━━━━━ Raw records
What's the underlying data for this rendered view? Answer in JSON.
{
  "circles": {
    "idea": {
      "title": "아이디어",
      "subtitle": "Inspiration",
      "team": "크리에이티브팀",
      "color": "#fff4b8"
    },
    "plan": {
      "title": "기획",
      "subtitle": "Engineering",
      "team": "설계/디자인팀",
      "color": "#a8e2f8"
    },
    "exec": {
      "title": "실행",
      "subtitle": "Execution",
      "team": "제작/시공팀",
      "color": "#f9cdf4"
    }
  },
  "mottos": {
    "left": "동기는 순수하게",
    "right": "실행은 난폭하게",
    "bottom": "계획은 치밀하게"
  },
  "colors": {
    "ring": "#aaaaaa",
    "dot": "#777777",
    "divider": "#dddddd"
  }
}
━━━━━━━━━━
* [Given exercise]: Repeat the material above exactly.

* [Exercise response]:
What's the underlying data for this rendered view? Answer in JSON.
{
  "circles": {
    "idea": {
      "title": "아이디어",
      "subtitle": "Inspiration",
      "team": "크리에이티브팀",
      "color": "#fff4b8"
    },
    "plan": {
      "title": "기획",
      "subtitle": "Engineering",
      "team": "설계/디자인팀",
      "color": "#a8e2f8"
    },
    "exec": {
      "title": "실행",
      "subtitle": "Execution",
      "team": "제작/시공팀",
      "color": "#f9cdf4"
    }
  },
  "mottos": {
    "left": "동기는 순수하게",
    "right": "실행은 난폭하게",
    "bottom": "계획은 치밀하게"
  },
  "colors": {
    "ring": "#aaaaaa",
    "dot": "#777777",
    "divider": "#dddddd"
  }
}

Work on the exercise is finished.